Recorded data
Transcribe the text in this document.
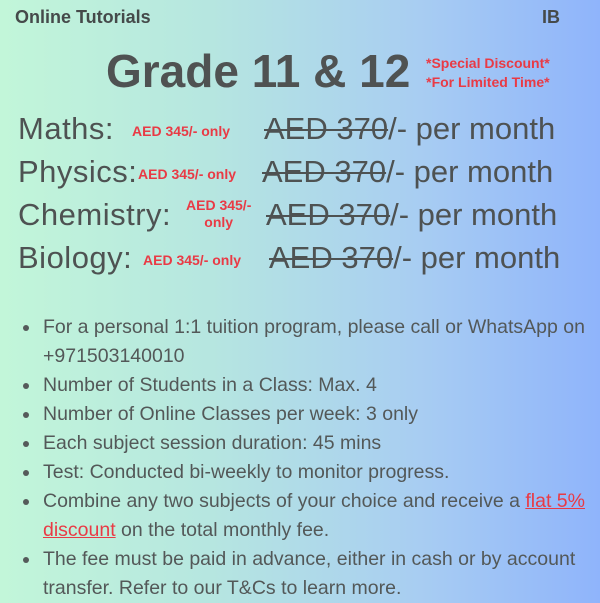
Online Tutorials	IB
Grade 11 & 12 *Special Discount*
*For Limited Time*
Maths: AED 345/- only AED 370/- per month
Physics: AED 345/- only AED 370/- per month
Chemistry: AED 345/-
only	AED 370/- per month
Biology: AED 345/- only AED 370/- per month
For a personal 1:1 tuition program, please call or WhatsApp on +971503140010
Number of Students in a Class: Max. 4
Number of Online Classes per week: 3 only
Each subject session duration: 45 mins
Test: Conducted bi-weekly to monitor progress.
Combine any two subjects of your choice and receive a flat 5% discount on the total monthly fee.
The fee must be paid in advance, either in cash or by account transfer. Refer to our T&Cs to learn more.
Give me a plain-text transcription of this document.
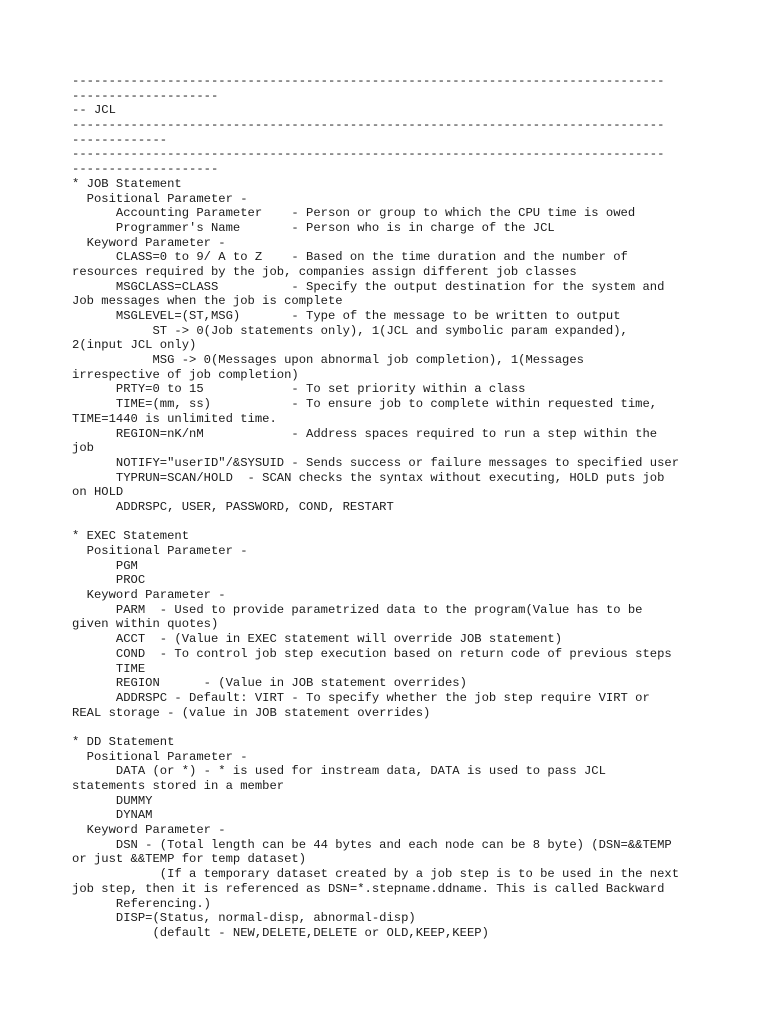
---------------------------------------------------------------------------------
--------------------
-- JCL
---------------------------------------------------------------------------------
-------------
---------------------------------------------------------------------------------
--------------------
* JOB Statement
Positional Parameter -
Accounting Parameter    - Person or group to which the CPU time is owed
Programmer's Name       - Person who is in charge of the JCL
Keyword Parameter -
CLASS=0 to 9/ A to Z    - Based on the time duration and the number of
resources required by the job, companies assign different job classes
MSGCLASS=CLASS          - Specify the output destination for the system and
Job messages when the job is complete
MSGLEVEL=(ST,MSG)       - Type of the message to be written to output
ST -> 0(Job statements only), 1(JCL and symbolic param expanded),
2(input JCL only)
MSG -> 0(Messages upon abnormal job completion), 1(Messages
irrespective of job completion)
PRTY=0 to 15            - To set priority within a class
TIME=(mm, ss)           - To ensure job to complete within requested time,
TIME=1440 is unlimited time.
REGION=nK/nM            - Address spaces required to run a step within the
job
NOTIFY="userID"/&SYSUID - Sends success or failure messages to specified user
TYPRUN=SCAN/HOLD  - SCAN checks the syntax without executing, HOLD puts job
on HOLD
ADDRSPC, USER, PASSWORD, COND, RESTART
* EXEC Statement
Positional Parameter -
PGM
PROC
Keyword Parameter -
PARM  - Used to provide parametrized data to the program(Value has to be
given within quotes)
ACCT  - (Value in EXEC statement will override JOB statement)
COND  - To control job step execution based on return code of previous steps
TIME
REGION      - (Value in JOB statement overrides)
ADDRSPC - Default: VIRT - To specify whether the job step require VIRT or
REAL storage - (value in JOB statement overrides)
* DD Statement
Positional Parameter -
DATA (or *) - * is used for instream data, DATA is used to pass JCL
statements stored in a member
DUMMY
DYNAM
Keyword Parameter -
DSN - (Total length can be 44 bytes and each node can be 8 byte) (DSN=&&TEMP
or just &&TEMP for temp dataset)
(If a temporary dataset created by a job step is to be used in the next
job step, then it is referenced as DSN=*.stepname.ddname. This is called Backward
Referencing.)
DISP=(Status, normal-disp, abnormal-disp)
(default - NEW,DELETE,DELETE or OLD,KEEP,KEEP)
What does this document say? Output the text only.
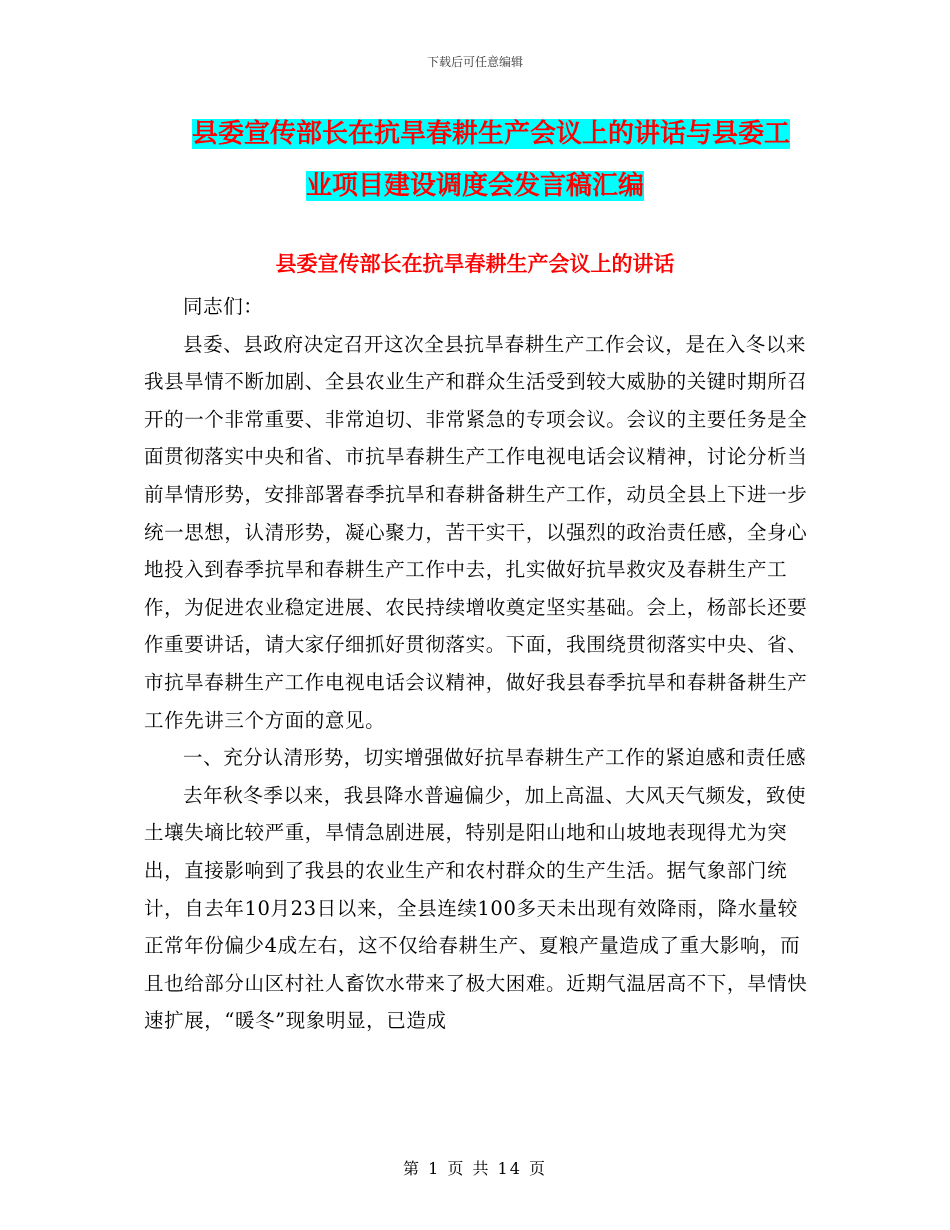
下载后可任意编辑
县委宣传部长在抗旱春耕生产会议上的讲话与县委工
业项目建设调度会发言稿汇编
县委宣传部长在抗旱春耕生产会议上的讲话

同志们：

县委、县政府决定召开这次全县抗旱春耕生产工作会议，是在入冬以来我县旱情不断加剧、全县农业生产和群众生活受到较大威胁的关键时期所召开的一个非常重要、非常迫切、非常紧急的专项会议。会议的主要任务是全面贯彻落实中央和省、市抗旱春耕生产工作电视电话会议精神，讨论分析当前旱情形势，安排部署春季抗旱和春耕备耕生产工作，动员全县上下进一步统一思想，认清形势，凝心聚力，苦干实干，以强烈的政治责任感，全身心地投入到春季抗旱和春耕生产工作中去，扎实做好抗旱救灾及春耕生产工作，为促进农业稳定进展、农民持续增收奠定坚实基础。会上，杨部长还要作重要讲话，请大家仔细抓好贯彻落实。下面，我围绕贯彻落实中央、省、市抗旱春耕生产工作电视电话会议精神，做好我县春季抗旱和春耕备耕生产工作先讲三个方面的意见。

一、充分认清形势，切实增强做好抗旱春耕生产工作的紧迫感和责任感

去年秋冬季以来，我县降水普遍偏少，加上高温、大风天气频发，致使土壤失墒比较严重，旱情急剧进展，特别是阳山地和山坡地表现得尤为突出，直接影响到了我县的农业生产和农村群众的生产生活。据气象部门统计，自去年10月23日以来，全县连续100多天未出现有效降雨，降水量较正常年份偏少4成左右，这不仅给春耕生产、夏粮产量造成了重大影响，而且也给部分山区村社人畜饮水带来了极大困难。近期气温居高不下，旱情快速扩展，“暖冬”现象明显，已造成

第 1 页 共 14 页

WHAT IS BEING ASKED:
Copy every record above exactly as written, but leave out the pictures.

ANSWER TO THIS EXERCISE:
Transcribe the text in this document.
Online Tutorials	IB
Grade 11 & 12 *Special Discount*
*For Limited Time*
Maths: AED 345/- only AED 370/- per month
Physics: AED 345/- only AED 370/- per month
Chemistry: AED 345/-
only	AED 370/- per month
Biology: AED 345/- only AED 370/- per month
For a personal 1:1 tuition program, please call or WhatsApp on +971503140010
Number of Students in a Class: Max. 4
Number of Online Classes per week: 3 only
Each subject session duration: 45 mins
Test: Conducted bi-weekly to monitor progress.
Combine any two subjects of your choice and receive a flat 5% discount on the total monthly fee.
The fee must be paid in advance, either in cash or by account transfer. Refer to our T&Cs to learn more.
Give me a plain-text transcription of this document.
---------------------------------------------------------------------------------
--------------------
-- JCL
---------------------------------------------------------------------------------
-------------
---------------------------------------------------------------------------------
--------------------
* JOB Statement
Positional Parameter -
Accounting Parameter    - Person or group to which the CPU time is owed
Programmer's Name       - Person who is in charge of the JCL
Keyword Parameter -
CLASS=0 to 9/ A to Z    - Based on the time duration and the number of
resources required by the job, companies assign different job classes
MSGCLASS=CLASS          - Specify the output destination for the system and
Job messages when the job is complete
MSGLEVEL=(ST,MSG)       - Type of the message to be written to output
ST -> 0(Job statements only), 1(JCL and symbolic param expanded),
2(input JCL only)
MSG -> 0(Messages upon abnormal job completion), 1(Messages
irrespective of job completion)
PRTY=0 to 15            - To set priority within a class
TIME=(mm, ss)           - To ensure job to complete within requested time,
TIME=1440 is unlimited time.
REGION=nK/nM            - Address spaces required to run a step within the
job
NOTIFY="userID"/&SYSUID - Sends success or failure messages to specified user
TYPRUN=SCAN/HOLD  - SCAN checks the syntax without executing, HOLD puts job
on HOLD
ADDRSPC, USER, PASSWORD, COND, RESTART
* EXEC Statement
Positional Parameter -
PGM
PROC
Keyword Parameter -
PARM  - Used to provide parametrized data to the program(Value has to be
given within quotes)
ACCT  - (Value in EXEC statement will override JOB statement)
COND  - To control job step execution based on return code of previous steps
TIME
REGION      - (Value in JOB statement overrides)
ADDRSPC - Default: VIRT - To specify whether the job step require VIRT or
REAL storage - (value in JOB statement overrides)
* DD Statement
Positional Parameter -
DATA (or *) - * is used for instream data, DATA is used to pass JCL
statements stored in a member
DUMMY
DYNAM
Keyword Parameter -
DSN - (Total length can be 44 bytes and each node can be 8 byte) (DSN=&&TEMP
or just &&TEMP for temp dataset)
(If a temporary dataset created by a job step is to be used in the next
job step, then it is referenced as DSN=*.stepname.ddname. This is called Backward
Referencing.)
DISP=(Status, normal-disp, abnormal-disp)
(default - NEW,DELETE,DELETE or OLD,KEEP,KEEP)
What does this document say? Output the text only.
下载后可任意编辑
县委宣传部长在抗旱春耕生产会议上的讲话与县委工
业项目建设调度会发言稿汇编
县委宣传部长在抗旱春耕生产会议上的讲话

同志们：

县委、县政府决定召开这次全县抗旱春耕生产工作会议，是在入冬以来我县旱情不断加剧、全县农业生产和群众生活受到较大威胁的关键时期所召开的一个非常重要、非常迫切、非常紧急的专项会议。会议的主要任务是全面贯彻落实中央和省、市抗旱春耕生产工作电视电话会议精神，讨论分析当前旱情形势，安排部署春季抗旱和春耕备耕生产工作，动员全县上下进一步统一思想，认清形势，凝心聚力，苦干实干，以强烈的政治责任感，全身心地投入到春季抗旱和春耕生产工作中去，扎实做好抗旱救灾及春耕生产工作，为促进农业稳定进展、农民持续增收奠定坚实基础。会上，杨部长还要作重要讲话，请大家仔细抓好贯彻落实。下面，我围绕贯彻落实中央、省、市抗旱春耕生产工作电视电话会议精神，做好我县春季抗旱和春耕备耕生产工作先讲三个方面的意见。

一、充分认清形势，切实增强做好抗旱春耕生产工作的紧迫感和责任感

去年秋冬季以来，我县降水普遍偏少，加上高温、大风天气频发，致使土壤失墒比较严重，旱情急剧进展，特别是阳山地和山坡地表现得尤为突出，直接影响到了我县的农业生产和农村群众的生产生活。据气象部门统计，自去年10月23日以来，全县连续100多天未出现有效降雨，降水量较正常年份偏少4成左右，这不仅给春耕生产、夏粮产量造成了重大影响，而且也给部分山区村社人畜饮水带来了极大困难。近期气温居高不下，旱情快速扩展，“暖冬”现象明显，已造成

第 1 页 共 14 页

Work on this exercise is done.